[Material provided]:
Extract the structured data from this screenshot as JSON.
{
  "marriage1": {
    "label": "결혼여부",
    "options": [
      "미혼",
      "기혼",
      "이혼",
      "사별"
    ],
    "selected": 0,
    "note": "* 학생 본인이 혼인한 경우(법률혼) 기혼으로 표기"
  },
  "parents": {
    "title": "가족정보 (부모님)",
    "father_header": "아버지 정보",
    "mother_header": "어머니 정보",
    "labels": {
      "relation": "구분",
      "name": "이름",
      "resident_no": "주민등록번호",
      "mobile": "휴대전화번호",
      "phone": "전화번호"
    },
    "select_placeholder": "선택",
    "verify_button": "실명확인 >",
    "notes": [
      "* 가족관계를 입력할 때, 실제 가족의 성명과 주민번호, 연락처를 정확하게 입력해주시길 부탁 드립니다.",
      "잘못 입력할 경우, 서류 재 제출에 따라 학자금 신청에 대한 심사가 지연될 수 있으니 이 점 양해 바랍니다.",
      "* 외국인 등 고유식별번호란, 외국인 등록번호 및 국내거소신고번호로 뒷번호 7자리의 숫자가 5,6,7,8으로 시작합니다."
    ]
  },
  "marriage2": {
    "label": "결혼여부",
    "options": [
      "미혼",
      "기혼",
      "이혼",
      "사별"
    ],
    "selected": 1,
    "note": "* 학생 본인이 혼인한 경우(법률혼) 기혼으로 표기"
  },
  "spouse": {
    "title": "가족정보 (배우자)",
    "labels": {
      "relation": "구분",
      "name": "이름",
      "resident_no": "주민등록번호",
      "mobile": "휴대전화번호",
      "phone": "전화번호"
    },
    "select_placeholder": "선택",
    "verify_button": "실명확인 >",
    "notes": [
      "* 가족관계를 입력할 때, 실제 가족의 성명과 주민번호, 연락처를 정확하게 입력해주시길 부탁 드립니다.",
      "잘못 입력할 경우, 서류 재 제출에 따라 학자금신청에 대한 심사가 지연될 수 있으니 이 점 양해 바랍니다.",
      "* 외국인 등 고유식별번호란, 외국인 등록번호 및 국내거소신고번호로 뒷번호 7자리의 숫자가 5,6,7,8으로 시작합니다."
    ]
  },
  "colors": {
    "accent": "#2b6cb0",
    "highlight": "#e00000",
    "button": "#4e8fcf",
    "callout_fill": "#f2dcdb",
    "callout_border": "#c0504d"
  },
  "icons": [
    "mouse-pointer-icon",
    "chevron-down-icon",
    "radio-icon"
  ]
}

--

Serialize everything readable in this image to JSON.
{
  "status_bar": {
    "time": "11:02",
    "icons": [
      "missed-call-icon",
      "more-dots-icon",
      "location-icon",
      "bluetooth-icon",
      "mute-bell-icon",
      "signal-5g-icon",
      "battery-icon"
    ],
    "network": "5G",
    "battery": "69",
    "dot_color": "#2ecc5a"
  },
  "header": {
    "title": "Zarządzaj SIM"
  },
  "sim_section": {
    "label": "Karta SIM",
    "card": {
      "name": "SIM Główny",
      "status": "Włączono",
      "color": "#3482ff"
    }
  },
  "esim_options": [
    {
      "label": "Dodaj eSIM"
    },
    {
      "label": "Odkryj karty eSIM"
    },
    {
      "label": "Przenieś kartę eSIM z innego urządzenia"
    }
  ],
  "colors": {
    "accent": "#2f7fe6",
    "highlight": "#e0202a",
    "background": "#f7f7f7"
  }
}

[Task brief]: Find the string "JSON" in the records, then copy each line where it occurs.

[Finished exercise]:
Extract the structured data from this screenshot as JSON.
Serialize everything readable in this image to JSON.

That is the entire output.